▸ Consigne A
Traduisez en anglais la phrase suivante, tirée du texte sur le Grand Barrage de la Renaissance : « Dix ans après le bradage d’Alstom et la vente de sa branche Energie à General Electric en 2015, le monde des turbines ne s’est pas arrêté de tourner. »
▸ Consigne B
Relevez tous les pays désignés par leur nom dans le texte sur le Grand Barrage de la Renaissance.
▸ Consigne C
Poursuivez le texte sur le Grand Barrage de la Renaissance à la suite de sa dernière phrase.

Grand Barrage de la Renaissance

Italie, France, Chine, Afrique : quand la coopération l’emporte sur la concurrence

mardi 26 août 2025

Préambule

Les barrages hydrauliques : source d’espoir pour tout le monde

par Chérine Sultan

Dix ans après le bradage d’Alstom et la vente de sa branche Energie à General Electric en 2015, le monde des turbines ne s’est pas arrêté de tourner.

Prenons pour exemple le site Alstom Hydro China [1] de Tianjin, près de Beijing : inauguré deux ans avant d’être cédé à GE Renewable Energy, le savoir-faire français arrivait au cœur d’un immense potentiel de développement hydraulique et promettait une belle coopération industrielle franco-chinoise. C’est le repreneur qui a pu en profiter, notamment grâce à un contrat signé en amont, en poursuivant la construction du barrage de Wudongde (Sichuan). Des turbines « Francis » ont en effet été installées sur la moitié du site.

Non contente de s’implanter en Extrême-Orient, cette technologie a continué son voyage en Afrique, grâce aux efforts de coopération de la Chine sur ce continent. Nous évoquerons ici la construction du Barrage de la Renaissance en Ethiopie, composé de treize de ces turbines et inauguré en septembre dernier.

Le constructeur WeBuild [2] est italien, les turbines sont d’origine française (par GE interposé), les lignes électriques sont chinoises et le financement est à 80 % éthiopien.

Si cette partition à quatre mains a été possible pour développer le continent ayant le plus faible accès à l’électricité, et sachant que l’hydraulique africain n’est exploité qu’à 10 % de son potentiel, il semble qu’il n’y ait plus aucune raison de douter de la stratégie « gagnant-gagnant ». Pourvu que le « souverainisme industriel » soit compris, non pas comme un repli sur soi mais comme une clé indispensable. C’est notre participation au développement du monde qui relancera l’économie réelle dans notre vieille Europe !

▸ Données enregistrées
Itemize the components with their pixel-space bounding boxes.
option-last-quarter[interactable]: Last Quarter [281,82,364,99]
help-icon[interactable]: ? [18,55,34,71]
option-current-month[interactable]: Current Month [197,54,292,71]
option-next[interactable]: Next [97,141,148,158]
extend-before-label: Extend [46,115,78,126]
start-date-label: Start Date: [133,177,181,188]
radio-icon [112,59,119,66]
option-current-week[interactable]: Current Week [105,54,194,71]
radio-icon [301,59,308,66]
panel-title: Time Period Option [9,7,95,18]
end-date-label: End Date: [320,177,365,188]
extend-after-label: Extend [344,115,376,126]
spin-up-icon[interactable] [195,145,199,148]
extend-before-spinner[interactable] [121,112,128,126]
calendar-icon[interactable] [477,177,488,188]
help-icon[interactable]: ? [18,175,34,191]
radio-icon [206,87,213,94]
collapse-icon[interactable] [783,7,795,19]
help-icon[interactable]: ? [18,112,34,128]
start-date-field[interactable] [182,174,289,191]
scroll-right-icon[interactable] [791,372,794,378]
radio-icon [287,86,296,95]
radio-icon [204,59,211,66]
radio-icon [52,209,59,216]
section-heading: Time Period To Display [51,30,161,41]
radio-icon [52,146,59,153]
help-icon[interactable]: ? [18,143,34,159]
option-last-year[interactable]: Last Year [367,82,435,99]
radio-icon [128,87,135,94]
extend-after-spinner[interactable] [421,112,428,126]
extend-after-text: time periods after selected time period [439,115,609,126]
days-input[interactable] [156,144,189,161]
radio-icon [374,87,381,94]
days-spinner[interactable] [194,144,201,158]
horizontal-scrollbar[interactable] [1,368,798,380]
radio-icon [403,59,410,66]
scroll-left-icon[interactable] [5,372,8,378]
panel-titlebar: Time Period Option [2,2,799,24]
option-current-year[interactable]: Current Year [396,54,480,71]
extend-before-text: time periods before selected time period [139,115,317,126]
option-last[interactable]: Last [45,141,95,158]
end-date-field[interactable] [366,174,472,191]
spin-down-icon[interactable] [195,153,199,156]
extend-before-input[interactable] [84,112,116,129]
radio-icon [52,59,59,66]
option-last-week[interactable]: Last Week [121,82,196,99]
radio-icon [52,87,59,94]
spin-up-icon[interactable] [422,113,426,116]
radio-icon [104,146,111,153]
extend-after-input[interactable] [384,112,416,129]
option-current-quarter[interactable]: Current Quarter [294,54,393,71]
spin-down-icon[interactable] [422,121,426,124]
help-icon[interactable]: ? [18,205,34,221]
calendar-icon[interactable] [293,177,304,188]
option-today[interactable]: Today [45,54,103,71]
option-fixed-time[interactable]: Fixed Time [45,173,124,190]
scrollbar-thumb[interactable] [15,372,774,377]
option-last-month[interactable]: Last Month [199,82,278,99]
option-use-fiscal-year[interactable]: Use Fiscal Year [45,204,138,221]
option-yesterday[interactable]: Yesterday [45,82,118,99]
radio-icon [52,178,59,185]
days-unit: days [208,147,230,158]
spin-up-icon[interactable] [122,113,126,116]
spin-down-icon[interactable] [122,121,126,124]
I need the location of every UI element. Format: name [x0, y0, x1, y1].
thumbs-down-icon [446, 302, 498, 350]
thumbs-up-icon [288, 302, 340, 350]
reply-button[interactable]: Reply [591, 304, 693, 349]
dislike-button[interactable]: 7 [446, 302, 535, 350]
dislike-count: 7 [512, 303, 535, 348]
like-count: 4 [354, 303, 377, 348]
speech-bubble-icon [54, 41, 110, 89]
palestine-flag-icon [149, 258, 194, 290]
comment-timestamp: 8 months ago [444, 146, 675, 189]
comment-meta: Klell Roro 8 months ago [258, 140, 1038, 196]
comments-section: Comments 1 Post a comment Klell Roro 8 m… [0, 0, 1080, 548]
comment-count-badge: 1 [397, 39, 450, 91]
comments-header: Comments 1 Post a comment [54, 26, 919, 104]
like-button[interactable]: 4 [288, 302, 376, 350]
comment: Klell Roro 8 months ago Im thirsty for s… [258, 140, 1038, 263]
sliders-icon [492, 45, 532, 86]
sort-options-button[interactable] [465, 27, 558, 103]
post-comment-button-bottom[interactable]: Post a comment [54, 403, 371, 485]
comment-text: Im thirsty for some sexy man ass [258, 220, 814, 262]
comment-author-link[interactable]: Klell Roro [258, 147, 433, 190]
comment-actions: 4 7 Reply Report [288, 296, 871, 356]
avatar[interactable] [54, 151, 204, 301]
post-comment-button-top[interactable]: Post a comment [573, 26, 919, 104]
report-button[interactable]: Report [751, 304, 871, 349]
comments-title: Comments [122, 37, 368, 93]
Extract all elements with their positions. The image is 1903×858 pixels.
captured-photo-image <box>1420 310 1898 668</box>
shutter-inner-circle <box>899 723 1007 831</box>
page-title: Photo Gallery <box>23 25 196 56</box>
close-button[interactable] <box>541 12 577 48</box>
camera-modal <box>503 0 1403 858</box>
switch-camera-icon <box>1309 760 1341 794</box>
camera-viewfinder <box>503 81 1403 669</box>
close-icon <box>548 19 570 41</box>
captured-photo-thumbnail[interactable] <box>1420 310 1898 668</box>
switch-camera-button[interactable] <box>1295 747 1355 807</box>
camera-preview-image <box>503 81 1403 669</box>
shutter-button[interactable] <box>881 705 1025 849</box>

▸ Réponse attendue A
Ten years after the sell-off of Alstom and the sale of its Energy division to General Electric in 2015, the world of turbines has not stopped turning.

▸ Réponse attendue B
Italie, France, Chine, Éthiopie

▸ Réponse attendue C
Pour que ces idées ne se résument pas à de vaines théories, il est urgent de redonner confiance à de potentiels partenaires en France, de revitaliser les traces encore existantes de coopération internationale et d’engager le débat pour que les forces vives de la nation encouragent cette dynamique.

Par Claudio Celani

Le 12 avril dernier, un événement majeur est passé inaperçu auprès de l’opinion publique mondiale : l’achèvement du Grand Barrage éthiopien de la Renaissance (Great Ethiopian Renaissance Dam, GERD), désormais la plus grande infrastructure hydroélectrique d’Afrique.

Réalisé par des entreprises africaines, italiennes, françaises et chinoises, ce barrage, qui ouvrira l’accès à l’électricité à tous les Africains d’Éthiopie et des pays voisins, constitue un exemple de la coopération réussie entre des pays européens et la Chine dans le cadre de grands projets de développement en Afrique.

D’un coût estimé à 5 milliards de dollars, le GERD démontre que l’approche gagnant-gagnant est non seulement possible, mais peut servir de modèle à d’autres projets novateurs sur le continent africain, ainsi que le démontre l’Institut Schiller dans une étude présentée lors de sa conférence internationale à Berlin, les 12 et 13 juillet.

Le silence médiatique à propos de ce projet est inexplicable compte tenu de son impact potentiel sur la résolution de plusieurs problèmes de notre époque : la famine et l’exode migratoire vers l’Europe suscité par la pauvreté en Afrique.

L’écho a été faible, même en Italie, malgré sa réalisation par une entreprise italienne et le lancement par le gouvernement du « Plan Mattei » pour créer des emplois en Afrique. On espère que l’inauguration officielle et la mise en service du GERD, prévues en septembre, attireront davantage l’attention.

Le Grand Barrage de la Renaissance

Le barrage est localisé dans la région de Benishangul-Gumuz, au nord-ouest de l’Éthiopie, à moins de 20 km de la frontière soudanaise, sur le Nil Bleu.

Avec ses 145 mètres de haut, ses 1780 mètres de long et son réservoir de 74 milliards de mètres cubes, il s’agit du plus grand barrage d’Afrique et du septième au monde. C’est également le barrage hydroélectrique le plus puissant du continent, avec une capacité de production de plus de 5000 MW.

Le barrage en tant que tel a été construit par la société italienne Webuild, qui a déjà construit quatre autres barrages en Éthiopie :

  • le barrage de Legadadi,
  • Gilgel Gibe I,
  • Gilgel Gibe II et
  • Gibe III.

Le projet comprend un barrage principal en béton compacté au rouleau (BCR) [3], avec 2 centrales hydrauliques installées au pied du barrage.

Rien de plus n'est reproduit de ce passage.